_To be done_. Lines containing the word "clipboard" are to be located and copied.
— Begin Supplied material —
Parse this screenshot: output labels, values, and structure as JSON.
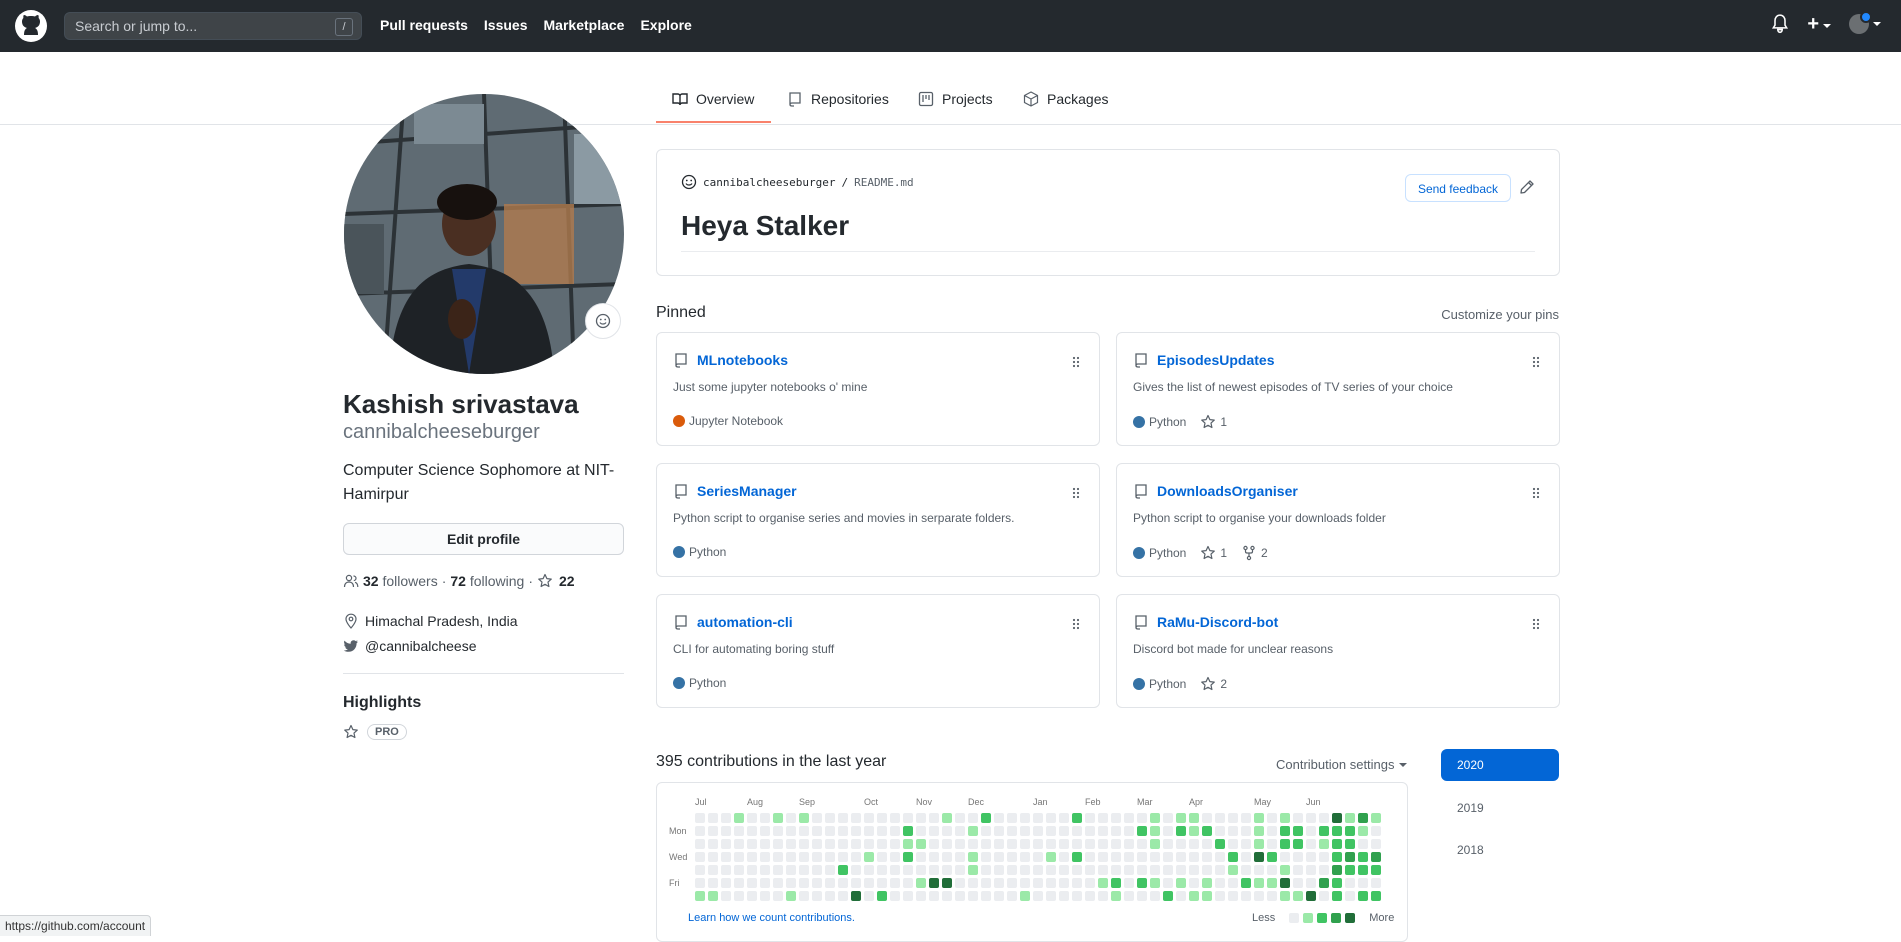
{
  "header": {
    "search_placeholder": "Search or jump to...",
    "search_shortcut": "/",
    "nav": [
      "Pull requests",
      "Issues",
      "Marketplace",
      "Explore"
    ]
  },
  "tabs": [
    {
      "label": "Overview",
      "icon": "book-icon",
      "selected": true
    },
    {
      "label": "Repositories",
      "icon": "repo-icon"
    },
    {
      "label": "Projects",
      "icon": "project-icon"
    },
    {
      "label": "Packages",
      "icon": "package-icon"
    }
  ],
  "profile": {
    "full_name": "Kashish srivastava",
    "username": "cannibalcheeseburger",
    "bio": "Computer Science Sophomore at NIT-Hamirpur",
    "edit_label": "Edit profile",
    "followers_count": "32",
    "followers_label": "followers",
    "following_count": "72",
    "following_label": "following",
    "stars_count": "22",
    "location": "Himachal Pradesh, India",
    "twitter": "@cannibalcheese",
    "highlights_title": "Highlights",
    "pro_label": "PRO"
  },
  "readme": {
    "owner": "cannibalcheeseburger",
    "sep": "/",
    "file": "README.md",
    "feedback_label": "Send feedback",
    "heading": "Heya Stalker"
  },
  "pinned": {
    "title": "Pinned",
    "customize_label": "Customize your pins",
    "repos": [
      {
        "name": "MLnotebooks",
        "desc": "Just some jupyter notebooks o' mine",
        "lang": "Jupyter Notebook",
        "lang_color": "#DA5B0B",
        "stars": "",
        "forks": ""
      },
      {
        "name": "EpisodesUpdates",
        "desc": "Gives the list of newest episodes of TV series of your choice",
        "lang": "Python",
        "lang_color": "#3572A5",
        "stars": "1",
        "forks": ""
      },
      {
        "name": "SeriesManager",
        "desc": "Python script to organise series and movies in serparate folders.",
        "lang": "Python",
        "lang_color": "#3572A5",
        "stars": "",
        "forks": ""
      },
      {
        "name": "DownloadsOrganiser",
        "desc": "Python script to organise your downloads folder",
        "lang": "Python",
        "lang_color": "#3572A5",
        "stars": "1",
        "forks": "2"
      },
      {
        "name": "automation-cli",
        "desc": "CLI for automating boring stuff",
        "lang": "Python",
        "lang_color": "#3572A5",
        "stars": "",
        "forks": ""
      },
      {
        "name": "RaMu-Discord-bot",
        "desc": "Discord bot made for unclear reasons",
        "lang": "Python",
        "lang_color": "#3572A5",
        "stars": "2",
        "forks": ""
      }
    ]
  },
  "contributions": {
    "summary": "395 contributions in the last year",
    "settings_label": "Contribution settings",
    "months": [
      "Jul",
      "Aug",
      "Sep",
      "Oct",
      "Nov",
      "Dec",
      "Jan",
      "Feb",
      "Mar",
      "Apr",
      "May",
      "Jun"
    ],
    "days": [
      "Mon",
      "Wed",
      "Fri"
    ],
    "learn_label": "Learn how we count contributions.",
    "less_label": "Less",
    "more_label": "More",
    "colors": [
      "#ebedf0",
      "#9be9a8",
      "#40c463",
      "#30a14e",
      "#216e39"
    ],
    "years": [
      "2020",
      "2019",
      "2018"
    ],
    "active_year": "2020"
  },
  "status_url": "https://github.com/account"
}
— End Supplied material —
— Begin Supplied material —
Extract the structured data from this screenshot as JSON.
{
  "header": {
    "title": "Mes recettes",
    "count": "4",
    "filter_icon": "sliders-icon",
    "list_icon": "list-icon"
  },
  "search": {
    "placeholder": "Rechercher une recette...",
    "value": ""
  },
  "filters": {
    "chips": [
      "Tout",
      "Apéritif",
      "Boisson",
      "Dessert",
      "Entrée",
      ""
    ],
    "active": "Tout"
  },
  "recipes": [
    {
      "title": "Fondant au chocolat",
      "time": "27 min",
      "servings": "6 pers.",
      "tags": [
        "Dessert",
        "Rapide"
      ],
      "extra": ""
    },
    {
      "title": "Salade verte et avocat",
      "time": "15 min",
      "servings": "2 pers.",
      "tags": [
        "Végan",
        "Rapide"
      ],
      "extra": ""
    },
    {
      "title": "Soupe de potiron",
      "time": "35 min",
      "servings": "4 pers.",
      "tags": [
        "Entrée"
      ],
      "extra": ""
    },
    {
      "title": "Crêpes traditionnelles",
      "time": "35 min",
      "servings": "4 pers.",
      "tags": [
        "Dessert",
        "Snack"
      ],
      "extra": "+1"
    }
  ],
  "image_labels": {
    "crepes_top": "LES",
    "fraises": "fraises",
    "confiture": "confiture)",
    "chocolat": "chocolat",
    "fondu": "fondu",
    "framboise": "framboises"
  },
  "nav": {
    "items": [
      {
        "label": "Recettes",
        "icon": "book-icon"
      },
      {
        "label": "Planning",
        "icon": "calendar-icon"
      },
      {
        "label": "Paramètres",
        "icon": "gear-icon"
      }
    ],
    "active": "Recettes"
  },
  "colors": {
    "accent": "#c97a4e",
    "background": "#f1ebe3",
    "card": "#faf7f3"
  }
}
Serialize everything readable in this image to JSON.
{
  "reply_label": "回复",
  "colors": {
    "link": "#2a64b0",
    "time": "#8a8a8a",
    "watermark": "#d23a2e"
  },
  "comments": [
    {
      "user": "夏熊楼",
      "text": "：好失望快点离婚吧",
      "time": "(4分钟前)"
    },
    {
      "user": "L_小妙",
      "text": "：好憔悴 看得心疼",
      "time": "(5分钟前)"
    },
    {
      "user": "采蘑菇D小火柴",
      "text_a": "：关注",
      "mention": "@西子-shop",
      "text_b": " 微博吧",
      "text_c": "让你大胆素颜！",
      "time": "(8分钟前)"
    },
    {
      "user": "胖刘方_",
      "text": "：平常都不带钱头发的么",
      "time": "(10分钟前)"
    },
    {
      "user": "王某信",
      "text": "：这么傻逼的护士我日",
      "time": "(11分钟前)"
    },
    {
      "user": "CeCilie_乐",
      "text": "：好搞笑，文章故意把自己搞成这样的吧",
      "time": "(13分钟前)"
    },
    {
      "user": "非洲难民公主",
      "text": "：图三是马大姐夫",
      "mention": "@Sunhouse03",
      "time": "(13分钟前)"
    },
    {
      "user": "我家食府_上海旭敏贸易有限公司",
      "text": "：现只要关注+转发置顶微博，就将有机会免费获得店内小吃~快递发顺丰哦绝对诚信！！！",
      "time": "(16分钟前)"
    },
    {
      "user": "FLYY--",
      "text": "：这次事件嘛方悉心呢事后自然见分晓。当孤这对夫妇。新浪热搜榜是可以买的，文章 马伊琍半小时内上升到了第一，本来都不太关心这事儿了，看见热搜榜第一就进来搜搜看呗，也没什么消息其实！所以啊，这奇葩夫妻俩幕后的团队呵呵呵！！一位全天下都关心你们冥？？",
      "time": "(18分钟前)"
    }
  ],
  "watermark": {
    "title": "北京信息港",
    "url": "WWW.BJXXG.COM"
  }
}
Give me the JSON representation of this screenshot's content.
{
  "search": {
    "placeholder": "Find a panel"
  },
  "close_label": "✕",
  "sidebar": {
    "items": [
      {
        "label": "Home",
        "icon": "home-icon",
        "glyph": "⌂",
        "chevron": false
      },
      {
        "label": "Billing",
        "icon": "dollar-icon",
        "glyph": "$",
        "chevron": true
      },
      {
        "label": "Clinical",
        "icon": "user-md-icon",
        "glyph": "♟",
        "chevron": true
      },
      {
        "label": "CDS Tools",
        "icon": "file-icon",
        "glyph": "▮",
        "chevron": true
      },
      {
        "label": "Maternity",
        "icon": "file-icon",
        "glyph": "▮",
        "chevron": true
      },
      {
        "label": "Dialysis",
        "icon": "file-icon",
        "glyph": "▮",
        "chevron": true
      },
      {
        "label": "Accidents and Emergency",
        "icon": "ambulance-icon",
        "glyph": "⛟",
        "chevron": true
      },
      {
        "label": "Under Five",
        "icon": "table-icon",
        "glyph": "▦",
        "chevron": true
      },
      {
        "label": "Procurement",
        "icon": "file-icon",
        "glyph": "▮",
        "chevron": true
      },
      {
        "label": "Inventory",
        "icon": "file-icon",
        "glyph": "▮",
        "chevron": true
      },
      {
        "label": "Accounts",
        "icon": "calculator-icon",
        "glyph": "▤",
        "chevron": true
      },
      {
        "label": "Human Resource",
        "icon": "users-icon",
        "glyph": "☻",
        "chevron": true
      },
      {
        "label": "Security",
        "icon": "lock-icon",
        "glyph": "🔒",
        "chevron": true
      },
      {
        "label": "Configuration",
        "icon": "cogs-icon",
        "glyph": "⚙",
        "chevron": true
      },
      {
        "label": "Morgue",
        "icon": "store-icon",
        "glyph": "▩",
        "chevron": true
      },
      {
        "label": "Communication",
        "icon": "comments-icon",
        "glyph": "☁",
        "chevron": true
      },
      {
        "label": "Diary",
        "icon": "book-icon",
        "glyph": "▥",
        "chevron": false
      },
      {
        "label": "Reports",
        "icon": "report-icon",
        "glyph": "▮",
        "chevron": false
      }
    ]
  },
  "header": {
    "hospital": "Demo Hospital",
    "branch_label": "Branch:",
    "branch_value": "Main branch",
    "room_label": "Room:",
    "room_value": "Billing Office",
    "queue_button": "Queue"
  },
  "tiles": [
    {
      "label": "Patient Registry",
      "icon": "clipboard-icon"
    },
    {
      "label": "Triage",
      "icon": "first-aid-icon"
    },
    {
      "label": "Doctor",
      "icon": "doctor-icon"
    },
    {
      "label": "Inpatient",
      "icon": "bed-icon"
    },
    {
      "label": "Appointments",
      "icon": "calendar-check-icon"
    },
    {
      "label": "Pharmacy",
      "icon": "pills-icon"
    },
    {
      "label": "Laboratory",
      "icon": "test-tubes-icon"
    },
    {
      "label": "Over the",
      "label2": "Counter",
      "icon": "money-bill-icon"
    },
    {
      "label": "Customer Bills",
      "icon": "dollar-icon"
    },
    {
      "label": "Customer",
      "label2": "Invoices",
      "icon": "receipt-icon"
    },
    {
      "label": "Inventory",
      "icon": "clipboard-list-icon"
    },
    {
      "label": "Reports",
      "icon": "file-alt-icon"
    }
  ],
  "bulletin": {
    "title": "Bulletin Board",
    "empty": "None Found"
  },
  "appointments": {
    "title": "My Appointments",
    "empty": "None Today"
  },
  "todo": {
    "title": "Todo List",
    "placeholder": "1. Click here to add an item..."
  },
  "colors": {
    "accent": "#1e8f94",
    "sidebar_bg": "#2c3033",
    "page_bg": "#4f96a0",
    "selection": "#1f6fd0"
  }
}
— End Supplied material —
_Task answer_.
      "icon": "clipboard-icon"
      "icon": "clipboard-list-icon"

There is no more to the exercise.